-- start of DATA FOR THIS EXERCISE --
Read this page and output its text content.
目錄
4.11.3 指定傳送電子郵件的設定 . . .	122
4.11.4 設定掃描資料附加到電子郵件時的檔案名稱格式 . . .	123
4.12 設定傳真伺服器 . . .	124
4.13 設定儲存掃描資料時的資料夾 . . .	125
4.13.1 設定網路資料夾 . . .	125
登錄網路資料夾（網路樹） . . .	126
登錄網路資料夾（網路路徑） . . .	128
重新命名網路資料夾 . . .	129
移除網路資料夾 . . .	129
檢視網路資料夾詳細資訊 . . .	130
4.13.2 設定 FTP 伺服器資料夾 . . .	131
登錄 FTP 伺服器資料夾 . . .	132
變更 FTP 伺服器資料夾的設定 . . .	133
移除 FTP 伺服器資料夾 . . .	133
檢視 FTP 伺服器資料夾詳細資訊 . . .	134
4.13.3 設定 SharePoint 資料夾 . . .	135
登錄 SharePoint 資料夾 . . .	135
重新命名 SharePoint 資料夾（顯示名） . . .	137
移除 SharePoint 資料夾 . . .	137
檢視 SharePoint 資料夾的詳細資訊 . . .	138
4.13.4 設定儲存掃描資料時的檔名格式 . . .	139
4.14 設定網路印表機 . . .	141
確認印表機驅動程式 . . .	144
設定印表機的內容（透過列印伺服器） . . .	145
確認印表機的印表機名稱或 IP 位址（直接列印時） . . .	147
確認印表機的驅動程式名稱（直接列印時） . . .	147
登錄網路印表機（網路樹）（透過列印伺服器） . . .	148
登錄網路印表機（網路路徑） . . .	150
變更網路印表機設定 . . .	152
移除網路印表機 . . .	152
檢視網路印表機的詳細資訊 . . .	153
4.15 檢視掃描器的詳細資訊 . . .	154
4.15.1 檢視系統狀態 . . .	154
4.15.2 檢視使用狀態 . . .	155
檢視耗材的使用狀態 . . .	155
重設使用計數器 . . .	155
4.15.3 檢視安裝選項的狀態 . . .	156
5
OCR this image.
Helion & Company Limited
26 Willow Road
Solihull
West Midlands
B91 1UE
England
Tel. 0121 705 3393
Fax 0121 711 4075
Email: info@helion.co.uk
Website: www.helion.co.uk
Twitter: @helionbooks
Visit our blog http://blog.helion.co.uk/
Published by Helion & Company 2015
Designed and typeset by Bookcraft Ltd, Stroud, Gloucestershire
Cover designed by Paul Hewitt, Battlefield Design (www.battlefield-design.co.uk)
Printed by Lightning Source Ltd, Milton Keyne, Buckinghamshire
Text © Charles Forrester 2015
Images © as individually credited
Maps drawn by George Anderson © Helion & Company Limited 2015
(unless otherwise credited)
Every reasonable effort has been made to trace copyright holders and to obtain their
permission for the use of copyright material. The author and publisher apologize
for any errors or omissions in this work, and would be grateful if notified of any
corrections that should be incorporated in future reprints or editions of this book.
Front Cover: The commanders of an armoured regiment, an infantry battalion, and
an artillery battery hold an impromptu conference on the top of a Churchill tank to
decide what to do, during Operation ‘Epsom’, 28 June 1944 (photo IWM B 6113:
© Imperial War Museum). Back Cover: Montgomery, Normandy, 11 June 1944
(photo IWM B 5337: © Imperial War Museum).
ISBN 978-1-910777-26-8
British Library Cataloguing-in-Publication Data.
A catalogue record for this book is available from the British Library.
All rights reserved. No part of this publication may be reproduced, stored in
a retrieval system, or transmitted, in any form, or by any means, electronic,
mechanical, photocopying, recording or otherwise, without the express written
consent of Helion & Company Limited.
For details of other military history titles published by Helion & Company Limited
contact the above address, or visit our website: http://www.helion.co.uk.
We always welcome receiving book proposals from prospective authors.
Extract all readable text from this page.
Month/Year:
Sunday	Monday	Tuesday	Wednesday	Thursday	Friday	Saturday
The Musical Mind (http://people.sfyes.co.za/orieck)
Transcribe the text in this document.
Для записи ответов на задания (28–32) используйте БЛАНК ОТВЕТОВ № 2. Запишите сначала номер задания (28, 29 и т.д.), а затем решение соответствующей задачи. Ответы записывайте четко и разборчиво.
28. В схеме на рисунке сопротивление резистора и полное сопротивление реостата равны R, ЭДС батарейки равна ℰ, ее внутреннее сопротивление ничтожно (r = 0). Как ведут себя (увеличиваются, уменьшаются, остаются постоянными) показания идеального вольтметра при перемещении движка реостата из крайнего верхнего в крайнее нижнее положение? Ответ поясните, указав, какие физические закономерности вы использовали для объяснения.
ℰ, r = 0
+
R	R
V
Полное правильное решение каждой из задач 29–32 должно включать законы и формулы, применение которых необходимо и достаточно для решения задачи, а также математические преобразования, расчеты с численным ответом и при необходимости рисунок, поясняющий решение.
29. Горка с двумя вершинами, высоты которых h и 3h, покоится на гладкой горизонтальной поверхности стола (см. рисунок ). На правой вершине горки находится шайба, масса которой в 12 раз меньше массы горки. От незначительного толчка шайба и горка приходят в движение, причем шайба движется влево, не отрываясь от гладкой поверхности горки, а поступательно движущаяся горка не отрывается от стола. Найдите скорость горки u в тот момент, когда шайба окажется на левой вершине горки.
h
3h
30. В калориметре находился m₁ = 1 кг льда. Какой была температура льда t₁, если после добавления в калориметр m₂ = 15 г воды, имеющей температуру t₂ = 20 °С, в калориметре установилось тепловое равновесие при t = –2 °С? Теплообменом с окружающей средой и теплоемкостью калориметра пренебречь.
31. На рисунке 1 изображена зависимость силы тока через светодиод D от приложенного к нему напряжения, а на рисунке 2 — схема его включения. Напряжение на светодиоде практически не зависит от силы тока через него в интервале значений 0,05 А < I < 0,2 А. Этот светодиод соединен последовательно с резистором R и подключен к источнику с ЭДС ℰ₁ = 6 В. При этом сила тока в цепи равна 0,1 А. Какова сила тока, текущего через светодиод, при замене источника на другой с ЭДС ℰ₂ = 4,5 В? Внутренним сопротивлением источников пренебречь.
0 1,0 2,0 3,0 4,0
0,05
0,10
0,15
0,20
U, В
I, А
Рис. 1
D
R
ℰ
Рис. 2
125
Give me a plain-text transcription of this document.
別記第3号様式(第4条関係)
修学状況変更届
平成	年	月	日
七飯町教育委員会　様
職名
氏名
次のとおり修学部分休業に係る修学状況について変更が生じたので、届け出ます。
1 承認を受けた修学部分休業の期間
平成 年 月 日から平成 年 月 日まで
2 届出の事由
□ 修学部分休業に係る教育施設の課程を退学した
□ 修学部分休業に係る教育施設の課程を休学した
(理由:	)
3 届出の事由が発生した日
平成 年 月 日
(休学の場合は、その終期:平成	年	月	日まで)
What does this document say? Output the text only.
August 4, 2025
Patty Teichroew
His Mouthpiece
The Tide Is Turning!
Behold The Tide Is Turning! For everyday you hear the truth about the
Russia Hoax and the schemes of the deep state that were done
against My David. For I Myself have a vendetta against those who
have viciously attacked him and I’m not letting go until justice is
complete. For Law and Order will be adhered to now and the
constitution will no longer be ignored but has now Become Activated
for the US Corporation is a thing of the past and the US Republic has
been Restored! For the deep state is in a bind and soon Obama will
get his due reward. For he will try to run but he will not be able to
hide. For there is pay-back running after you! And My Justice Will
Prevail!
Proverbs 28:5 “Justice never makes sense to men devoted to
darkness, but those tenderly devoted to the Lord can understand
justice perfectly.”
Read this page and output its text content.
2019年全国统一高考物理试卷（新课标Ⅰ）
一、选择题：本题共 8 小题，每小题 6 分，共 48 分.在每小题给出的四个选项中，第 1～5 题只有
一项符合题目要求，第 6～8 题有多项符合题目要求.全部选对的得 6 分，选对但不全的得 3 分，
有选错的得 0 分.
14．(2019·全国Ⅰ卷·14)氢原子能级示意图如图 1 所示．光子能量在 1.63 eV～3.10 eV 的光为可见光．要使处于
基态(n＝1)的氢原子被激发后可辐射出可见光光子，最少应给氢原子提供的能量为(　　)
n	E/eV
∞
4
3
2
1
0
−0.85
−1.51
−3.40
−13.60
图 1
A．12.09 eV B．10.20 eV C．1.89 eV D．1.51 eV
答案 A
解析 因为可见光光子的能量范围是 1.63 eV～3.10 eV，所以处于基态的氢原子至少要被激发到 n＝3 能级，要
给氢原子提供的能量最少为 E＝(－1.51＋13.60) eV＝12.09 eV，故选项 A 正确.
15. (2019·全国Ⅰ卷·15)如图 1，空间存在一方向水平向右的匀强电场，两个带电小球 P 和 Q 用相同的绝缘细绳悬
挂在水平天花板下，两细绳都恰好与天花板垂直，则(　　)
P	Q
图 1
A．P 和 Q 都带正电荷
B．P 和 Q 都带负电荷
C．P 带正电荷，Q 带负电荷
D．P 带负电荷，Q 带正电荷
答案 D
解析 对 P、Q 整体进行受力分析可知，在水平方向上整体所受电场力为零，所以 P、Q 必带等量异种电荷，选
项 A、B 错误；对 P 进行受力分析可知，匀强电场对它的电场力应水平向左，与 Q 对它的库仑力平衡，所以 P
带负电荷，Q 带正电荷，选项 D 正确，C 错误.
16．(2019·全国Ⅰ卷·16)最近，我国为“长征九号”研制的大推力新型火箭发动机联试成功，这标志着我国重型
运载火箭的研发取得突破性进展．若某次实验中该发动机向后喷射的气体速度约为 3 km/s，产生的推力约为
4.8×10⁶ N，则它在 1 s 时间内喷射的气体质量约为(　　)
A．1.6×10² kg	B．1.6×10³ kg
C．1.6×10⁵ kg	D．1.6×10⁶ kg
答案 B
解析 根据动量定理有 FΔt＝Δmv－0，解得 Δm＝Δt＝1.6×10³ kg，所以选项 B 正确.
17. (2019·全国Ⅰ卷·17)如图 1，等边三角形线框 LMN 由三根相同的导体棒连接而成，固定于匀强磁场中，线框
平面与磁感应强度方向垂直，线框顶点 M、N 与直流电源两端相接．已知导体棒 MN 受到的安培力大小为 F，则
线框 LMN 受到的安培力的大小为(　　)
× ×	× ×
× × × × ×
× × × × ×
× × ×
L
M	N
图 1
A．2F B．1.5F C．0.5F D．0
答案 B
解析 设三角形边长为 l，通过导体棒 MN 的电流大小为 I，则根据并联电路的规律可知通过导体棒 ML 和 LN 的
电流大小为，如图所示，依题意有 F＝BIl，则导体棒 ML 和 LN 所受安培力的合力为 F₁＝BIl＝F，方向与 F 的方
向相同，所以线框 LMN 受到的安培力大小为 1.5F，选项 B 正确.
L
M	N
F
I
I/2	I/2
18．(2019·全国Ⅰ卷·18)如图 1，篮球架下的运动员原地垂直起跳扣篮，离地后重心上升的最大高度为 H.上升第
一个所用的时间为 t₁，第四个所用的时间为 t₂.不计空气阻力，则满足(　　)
-- end of DATA FOR THIS EXERCISE --
PROMPT: Search the data for "devoted" and list every line in which it occurs.

REPLY:
Proverbs 28:5 “Justice never makes sense to men devoted to
darkness, but those tenderly devoted to the Lord can understand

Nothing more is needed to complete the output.